GIVEN PROBLEM »
Reading down the listing below, count the lines where the word "Motions" shows up, then give only that count.

-- BEGIN STORED RECORDS --

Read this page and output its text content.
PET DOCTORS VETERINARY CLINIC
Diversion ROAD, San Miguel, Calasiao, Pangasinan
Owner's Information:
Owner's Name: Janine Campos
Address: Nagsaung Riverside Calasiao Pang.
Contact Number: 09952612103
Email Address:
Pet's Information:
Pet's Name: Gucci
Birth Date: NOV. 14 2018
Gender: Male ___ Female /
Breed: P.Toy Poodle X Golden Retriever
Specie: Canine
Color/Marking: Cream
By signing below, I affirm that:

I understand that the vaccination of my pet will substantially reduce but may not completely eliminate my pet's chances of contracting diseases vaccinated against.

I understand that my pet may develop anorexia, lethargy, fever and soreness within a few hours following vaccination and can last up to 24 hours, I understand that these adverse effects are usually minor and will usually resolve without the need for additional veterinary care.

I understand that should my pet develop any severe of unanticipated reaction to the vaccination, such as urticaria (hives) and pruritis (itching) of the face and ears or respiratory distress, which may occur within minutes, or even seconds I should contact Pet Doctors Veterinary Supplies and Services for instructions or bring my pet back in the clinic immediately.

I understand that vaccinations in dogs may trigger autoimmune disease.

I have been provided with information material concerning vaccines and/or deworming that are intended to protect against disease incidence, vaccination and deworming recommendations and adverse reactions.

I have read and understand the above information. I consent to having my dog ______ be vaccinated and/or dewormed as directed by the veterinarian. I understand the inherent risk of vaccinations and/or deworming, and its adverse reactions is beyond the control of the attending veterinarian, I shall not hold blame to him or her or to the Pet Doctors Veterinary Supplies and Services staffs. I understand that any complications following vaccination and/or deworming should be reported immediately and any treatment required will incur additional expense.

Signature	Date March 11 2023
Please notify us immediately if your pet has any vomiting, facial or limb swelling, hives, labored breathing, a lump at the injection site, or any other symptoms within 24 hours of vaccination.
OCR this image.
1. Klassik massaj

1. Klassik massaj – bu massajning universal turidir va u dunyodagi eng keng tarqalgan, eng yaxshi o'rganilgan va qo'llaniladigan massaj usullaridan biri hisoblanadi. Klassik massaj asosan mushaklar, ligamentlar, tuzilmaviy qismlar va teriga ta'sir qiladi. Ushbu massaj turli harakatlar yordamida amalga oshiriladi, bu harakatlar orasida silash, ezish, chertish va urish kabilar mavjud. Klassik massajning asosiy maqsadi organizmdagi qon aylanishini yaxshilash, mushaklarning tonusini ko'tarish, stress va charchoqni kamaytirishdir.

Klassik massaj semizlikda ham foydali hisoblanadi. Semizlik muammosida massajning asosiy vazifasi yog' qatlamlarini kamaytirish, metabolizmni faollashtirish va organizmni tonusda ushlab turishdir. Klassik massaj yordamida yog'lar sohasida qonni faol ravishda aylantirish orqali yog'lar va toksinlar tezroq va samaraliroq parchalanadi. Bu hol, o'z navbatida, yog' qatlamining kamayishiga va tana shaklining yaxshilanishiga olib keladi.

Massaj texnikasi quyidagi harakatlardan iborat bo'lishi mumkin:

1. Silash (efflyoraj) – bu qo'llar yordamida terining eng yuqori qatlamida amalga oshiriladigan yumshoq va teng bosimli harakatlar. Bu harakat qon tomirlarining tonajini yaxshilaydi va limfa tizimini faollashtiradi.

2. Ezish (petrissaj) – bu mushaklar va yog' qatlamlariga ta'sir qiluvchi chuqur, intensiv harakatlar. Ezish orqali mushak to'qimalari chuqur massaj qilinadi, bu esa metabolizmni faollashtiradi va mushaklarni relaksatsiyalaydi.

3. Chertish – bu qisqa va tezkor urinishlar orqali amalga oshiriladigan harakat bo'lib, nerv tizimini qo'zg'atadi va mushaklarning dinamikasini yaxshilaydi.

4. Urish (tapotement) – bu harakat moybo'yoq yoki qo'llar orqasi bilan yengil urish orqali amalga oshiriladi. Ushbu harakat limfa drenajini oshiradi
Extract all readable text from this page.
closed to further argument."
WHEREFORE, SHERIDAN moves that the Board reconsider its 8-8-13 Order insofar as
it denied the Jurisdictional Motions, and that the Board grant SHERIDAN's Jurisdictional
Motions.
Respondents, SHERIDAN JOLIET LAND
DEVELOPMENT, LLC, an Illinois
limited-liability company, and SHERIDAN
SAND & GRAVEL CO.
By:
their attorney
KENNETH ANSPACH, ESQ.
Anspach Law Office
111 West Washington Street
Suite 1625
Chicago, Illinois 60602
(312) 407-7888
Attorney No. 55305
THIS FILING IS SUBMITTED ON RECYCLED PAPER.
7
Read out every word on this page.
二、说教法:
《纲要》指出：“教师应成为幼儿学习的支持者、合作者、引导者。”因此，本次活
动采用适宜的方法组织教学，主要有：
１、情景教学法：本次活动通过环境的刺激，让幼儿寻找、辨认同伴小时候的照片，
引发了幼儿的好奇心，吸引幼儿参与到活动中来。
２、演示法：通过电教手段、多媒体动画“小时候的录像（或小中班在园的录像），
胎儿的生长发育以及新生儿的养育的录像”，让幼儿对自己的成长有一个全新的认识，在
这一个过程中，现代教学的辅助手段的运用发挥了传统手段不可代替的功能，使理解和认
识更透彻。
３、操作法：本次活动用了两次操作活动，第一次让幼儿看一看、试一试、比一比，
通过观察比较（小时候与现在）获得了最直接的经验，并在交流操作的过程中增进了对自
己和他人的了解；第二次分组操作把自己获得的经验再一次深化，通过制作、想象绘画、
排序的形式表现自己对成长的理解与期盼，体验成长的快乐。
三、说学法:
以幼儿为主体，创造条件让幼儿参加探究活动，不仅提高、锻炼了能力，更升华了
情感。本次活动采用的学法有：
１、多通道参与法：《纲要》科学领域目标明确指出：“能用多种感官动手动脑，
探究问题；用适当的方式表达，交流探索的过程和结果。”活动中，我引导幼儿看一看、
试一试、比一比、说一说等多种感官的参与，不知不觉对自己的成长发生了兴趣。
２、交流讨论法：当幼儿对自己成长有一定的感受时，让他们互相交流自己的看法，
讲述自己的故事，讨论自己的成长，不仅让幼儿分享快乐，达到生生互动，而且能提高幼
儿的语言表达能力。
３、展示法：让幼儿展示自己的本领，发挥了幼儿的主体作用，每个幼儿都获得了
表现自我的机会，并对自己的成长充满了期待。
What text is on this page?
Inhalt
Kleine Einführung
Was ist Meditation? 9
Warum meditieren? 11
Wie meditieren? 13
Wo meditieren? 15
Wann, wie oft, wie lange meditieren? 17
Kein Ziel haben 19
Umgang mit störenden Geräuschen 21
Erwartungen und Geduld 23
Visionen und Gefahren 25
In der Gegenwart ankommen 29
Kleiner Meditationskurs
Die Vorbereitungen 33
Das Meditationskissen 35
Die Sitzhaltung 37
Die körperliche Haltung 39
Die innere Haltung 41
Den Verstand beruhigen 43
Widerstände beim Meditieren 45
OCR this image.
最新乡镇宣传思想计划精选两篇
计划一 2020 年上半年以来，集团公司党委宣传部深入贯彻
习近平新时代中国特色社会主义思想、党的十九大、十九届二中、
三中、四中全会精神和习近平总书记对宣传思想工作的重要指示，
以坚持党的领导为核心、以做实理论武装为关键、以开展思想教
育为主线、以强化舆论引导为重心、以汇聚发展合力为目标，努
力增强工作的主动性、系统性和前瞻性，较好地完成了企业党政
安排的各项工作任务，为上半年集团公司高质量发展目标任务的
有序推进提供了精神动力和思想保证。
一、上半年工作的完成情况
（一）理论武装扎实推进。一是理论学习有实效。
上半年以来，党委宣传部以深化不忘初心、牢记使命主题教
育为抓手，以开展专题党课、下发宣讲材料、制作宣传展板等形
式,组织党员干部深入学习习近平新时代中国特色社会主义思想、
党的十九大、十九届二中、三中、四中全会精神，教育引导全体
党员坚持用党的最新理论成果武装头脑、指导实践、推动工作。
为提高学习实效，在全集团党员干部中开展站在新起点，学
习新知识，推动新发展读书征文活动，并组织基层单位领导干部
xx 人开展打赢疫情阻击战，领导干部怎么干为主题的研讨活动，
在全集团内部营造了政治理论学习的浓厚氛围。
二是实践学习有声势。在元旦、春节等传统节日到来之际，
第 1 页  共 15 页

-- END STORED RECORDS --

RESULT BELOW »
2